• Written exercise:
Return all lines from the listing below in which the string "eggenoot" occurs.

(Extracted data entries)
——

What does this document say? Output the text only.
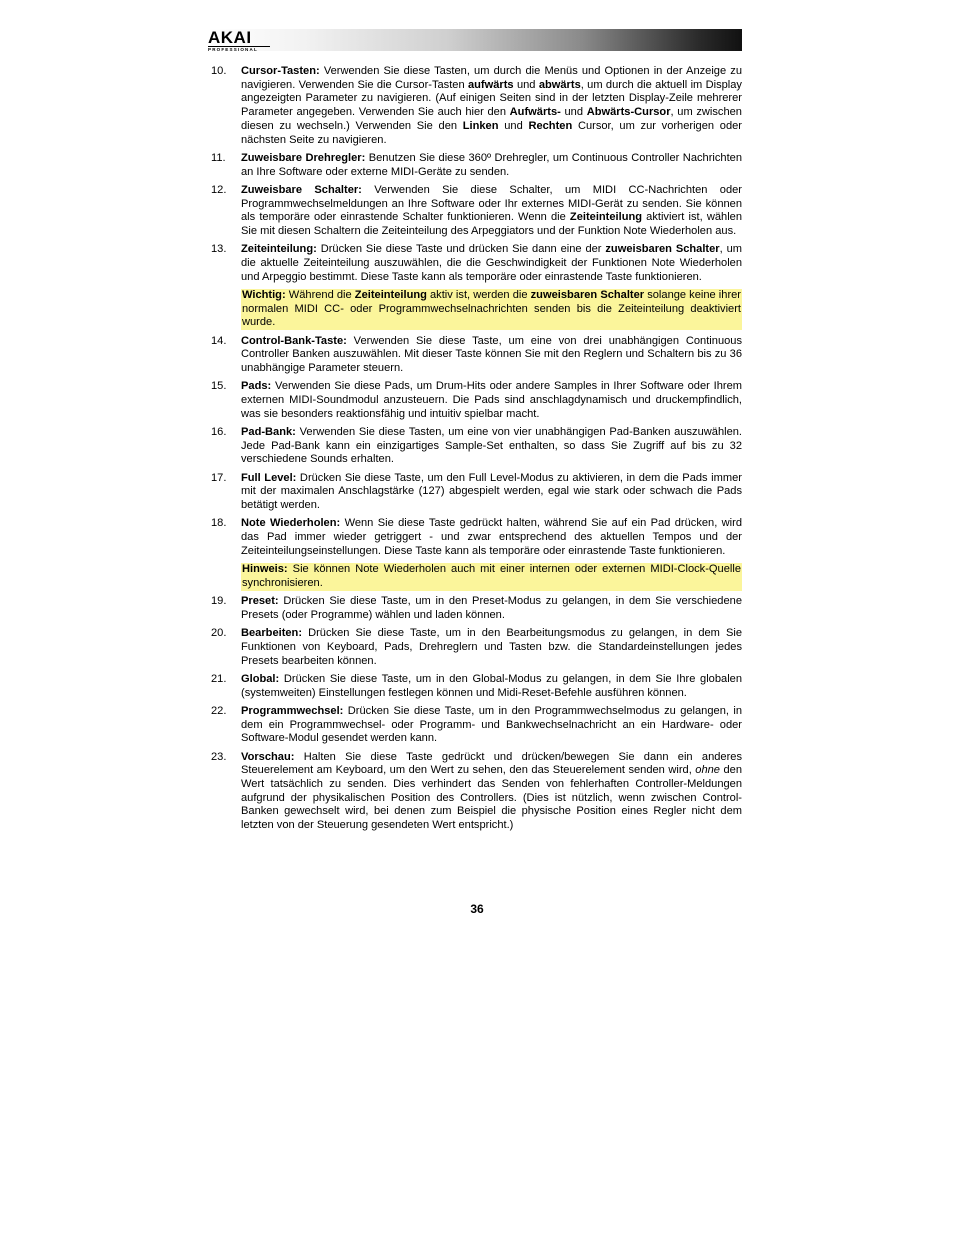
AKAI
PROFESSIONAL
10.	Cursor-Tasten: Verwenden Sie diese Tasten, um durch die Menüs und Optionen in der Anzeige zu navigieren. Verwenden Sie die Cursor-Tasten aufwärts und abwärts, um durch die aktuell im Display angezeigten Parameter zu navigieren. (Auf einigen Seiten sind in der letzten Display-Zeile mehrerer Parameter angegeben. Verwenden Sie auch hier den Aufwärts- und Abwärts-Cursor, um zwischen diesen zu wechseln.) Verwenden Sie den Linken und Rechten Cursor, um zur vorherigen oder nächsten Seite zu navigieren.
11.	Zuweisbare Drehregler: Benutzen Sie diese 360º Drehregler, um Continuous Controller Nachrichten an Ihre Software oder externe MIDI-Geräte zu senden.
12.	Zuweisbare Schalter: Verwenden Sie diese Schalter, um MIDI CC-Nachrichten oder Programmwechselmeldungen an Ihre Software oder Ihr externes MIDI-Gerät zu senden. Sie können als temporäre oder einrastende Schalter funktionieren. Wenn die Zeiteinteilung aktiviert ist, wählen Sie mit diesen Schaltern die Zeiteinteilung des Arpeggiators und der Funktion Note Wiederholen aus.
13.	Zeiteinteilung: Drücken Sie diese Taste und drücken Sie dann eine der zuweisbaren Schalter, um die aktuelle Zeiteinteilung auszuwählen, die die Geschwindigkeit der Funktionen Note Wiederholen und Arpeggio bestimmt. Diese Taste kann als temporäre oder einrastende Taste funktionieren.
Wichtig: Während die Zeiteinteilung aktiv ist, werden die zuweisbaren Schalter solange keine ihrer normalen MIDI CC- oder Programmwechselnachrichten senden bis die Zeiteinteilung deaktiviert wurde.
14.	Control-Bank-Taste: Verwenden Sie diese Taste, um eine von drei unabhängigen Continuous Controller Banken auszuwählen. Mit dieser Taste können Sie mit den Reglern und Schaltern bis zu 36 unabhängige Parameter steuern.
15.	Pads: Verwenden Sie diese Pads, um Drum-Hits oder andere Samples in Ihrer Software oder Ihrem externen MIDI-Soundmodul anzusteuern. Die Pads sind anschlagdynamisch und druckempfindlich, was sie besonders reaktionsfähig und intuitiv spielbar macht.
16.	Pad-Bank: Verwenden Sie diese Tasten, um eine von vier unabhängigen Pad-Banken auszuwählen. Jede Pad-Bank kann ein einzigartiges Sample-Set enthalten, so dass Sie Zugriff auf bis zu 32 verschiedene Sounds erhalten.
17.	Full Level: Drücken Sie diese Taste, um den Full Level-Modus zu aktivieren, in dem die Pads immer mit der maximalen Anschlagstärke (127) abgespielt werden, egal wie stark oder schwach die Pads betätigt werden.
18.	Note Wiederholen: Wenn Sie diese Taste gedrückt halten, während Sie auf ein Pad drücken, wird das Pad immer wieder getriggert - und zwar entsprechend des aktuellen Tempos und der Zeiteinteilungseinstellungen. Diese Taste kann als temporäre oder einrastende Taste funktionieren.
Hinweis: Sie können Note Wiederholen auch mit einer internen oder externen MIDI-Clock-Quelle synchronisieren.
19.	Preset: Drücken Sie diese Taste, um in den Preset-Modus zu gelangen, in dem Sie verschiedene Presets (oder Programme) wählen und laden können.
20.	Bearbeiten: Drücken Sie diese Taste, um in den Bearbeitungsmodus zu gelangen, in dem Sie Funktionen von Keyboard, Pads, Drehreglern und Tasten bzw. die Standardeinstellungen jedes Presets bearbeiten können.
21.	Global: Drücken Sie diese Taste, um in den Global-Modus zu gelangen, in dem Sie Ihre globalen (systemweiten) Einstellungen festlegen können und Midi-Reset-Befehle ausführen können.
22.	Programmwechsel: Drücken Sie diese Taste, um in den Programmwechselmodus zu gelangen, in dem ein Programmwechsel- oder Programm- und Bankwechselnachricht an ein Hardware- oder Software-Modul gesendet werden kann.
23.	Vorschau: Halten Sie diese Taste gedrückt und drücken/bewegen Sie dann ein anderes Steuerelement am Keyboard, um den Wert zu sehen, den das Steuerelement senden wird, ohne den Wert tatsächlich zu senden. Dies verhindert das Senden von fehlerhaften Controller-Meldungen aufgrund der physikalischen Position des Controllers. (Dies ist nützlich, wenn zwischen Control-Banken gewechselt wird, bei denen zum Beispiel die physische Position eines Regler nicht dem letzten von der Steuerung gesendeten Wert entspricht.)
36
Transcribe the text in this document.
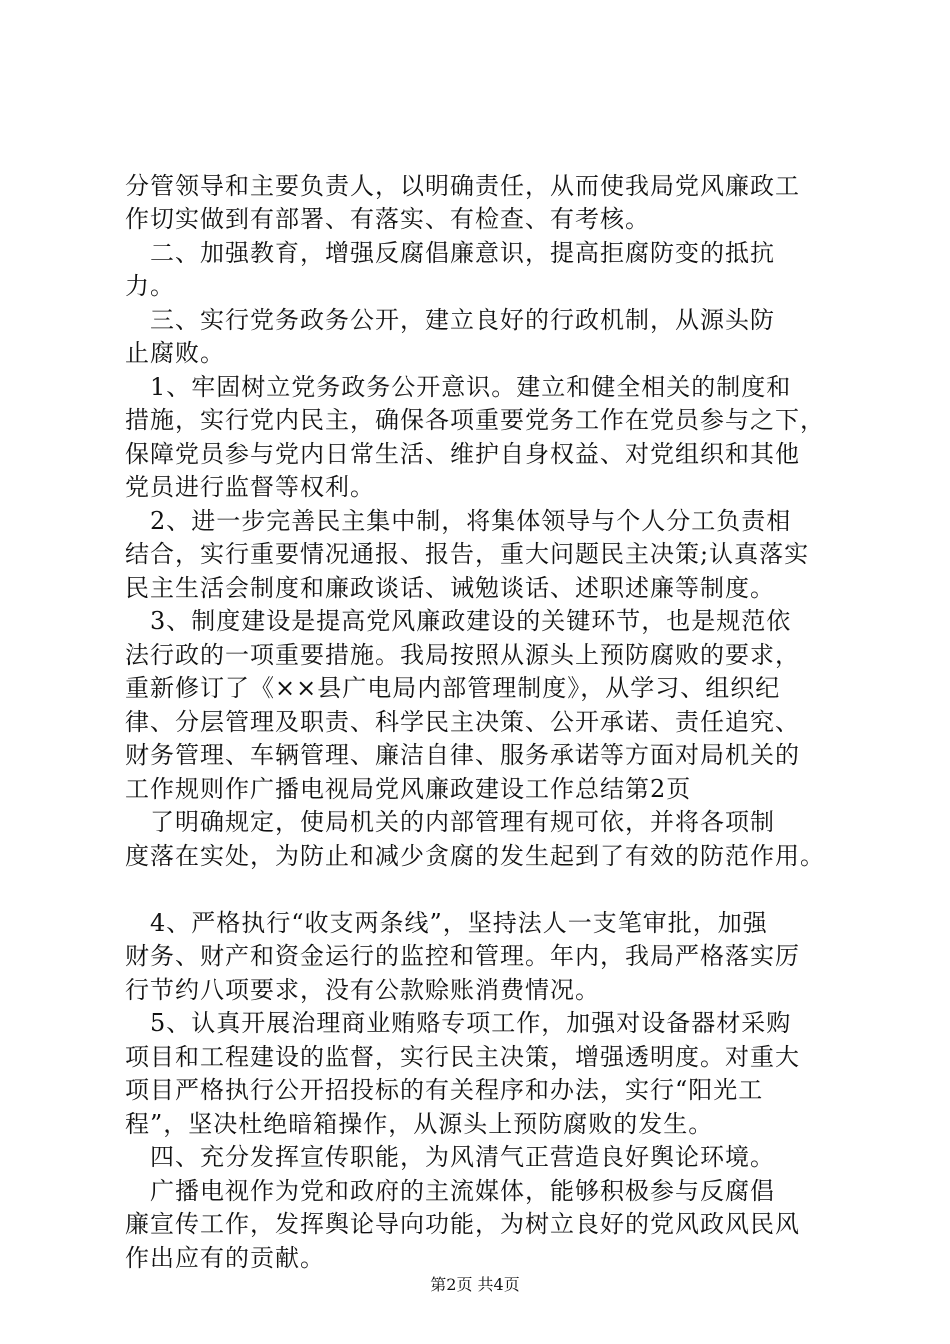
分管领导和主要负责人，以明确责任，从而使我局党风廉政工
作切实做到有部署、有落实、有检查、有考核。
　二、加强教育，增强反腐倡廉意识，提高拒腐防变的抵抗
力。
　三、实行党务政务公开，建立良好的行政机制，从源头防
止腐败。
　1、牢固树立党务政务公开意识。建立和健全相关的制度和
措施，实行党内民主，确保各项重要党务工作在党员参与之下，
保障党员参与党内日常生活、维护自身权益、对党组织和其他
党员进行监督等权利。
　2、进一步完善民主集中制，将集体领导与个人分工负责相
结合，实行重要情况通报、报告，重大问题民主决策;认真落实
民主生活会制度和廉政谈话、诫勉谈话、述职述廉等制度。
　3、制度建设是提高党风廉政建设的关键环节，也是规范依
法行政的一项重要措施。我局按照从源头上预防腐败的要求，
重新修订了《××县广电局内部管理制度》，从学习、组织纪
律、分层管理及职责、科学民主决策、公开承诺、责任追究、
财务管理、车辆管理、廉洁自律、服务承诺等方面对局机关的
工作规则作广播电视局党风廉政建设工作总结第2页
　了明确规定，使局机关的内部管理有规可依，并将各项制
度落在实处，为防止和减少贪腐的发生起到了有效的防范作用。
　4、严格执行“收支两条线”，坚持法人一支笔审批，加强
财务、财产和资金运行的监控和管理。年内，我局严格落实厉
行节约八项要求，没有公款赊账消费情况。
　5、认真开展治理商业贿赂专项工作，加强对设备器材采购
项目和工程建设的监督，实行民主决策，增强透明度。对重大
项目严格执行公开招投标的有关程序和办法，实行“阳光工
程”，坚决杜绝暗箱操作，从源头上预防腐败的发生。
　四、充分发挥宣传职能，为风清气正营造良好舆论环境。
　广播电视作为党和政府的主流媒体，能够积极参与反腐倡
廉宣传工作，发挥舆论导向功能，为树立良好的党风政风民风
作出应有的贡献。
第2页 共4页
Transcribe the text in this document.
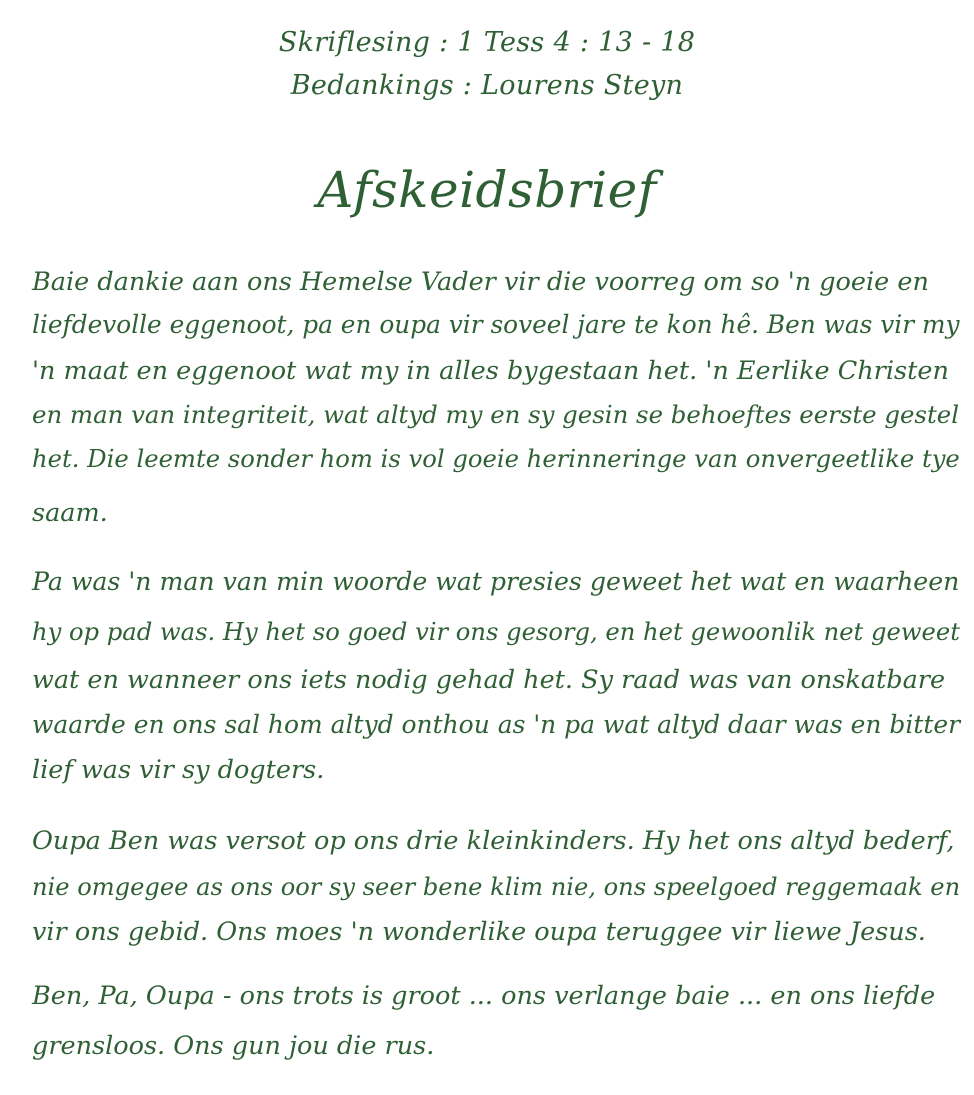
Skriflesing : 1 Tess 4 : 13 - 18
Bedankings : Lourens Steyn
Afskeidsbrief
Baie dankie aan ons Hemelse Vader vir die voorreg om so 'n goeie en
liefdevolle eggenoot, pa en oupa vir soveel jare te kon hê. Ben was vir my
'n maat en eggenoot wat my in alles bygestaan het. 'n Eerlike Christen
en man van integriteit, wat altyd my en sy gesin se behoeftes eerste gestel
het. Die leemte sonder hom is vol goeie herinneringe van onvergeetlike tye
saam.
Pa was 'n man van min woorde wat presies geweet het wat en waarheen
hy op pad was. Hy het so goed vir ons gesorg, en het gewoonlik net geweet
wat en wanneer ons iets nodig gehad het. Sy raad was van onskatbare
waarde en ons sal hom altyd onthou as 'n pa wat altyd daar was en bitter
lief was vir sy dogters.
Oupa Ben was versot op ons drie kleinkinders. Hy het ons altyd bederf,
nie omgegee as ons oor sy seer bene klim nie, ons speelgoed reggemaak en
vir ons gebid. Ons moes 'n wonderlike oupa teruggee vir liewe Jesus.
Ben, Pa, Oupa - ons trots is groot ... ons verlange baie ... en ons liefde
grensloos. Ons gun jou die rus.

——

• The completed task:
liefdevolle eggenoot, pa en oupa vir soveel jare te kon hê. Ben was vir my
'n maat en eggenoot wat my in alles bygestaan het. 'n Eerlike Christen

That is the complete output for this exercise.